AIM:
Write out the whole listing exactly as it stands.

DATASET ROWS:
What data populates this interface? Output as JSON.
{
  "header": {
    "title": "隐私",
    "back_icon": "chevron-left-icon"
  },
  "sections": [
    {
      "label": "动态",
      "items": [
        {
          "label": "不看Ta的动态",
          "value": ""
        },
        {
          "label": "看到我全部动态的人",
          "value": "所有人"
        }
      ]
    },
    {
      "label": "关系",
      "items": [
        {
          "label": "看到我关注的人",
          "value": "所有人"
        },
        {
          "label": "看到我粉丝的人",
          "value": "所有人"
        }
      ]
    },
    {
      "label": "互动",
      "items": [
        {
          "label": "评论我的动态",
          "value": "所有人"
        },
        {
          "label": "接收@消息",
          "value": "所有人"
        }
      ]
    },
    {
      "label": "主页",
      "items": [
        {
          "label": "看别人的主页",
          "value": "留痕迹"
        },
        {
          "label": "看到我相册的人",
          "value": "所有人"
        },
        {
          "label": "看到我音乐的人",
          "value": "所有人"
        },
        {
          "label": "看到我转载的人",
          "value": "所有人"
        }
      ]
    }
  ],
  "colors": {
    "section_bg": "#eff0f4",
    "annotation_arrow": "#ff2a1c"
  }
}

THE RESULT:
What data populates this interface? Output as JSON.
{
  "header": {
    "title": "隐私",
    "back_icon": "chevron-left-icon"
  },
  "sections": [
    {
      "label": "动态",
      "items": [
        {
          "label": "不看Ta的动态",
          "value": ""
        },
        {
          "label": "看到我全部动态的人",
          "value": "所有人"
        }
      ]
    },
    {
      "label": "关系",
      "items": [
        {
          "label": "看到我关注的人",
          "value": "所有人"
        },
        {
          "label": "看到我粉丝的人",
          "value": "所有人"
        }
      ]
    },
    {
      "label": "互动",
      "items": [
        {
          "label": "评论我的动态",
          "value": "所有人"
        },
        {
          "label": "接收@消息",
          "value": "所有人"
        }
      ]
    },
    {
      "label": "主页",
      "items": [
        {
          "label": "看别人的主页",
          "value": "留痕迹"
        },
        {
          "label": "看到我相册的人",
          "value": "所有人"
        },
        {
          "label": "看到我音乐的人",
          "value": "所有人"
        },
        {
          "label": "看到我转载的人",
          "value": "所有人"
        }
      ]
    }
  ],
  "colors": {
    "section_bg": "#eff0f4",
    "annotation_arrow": "#ff2a1c"
  }
}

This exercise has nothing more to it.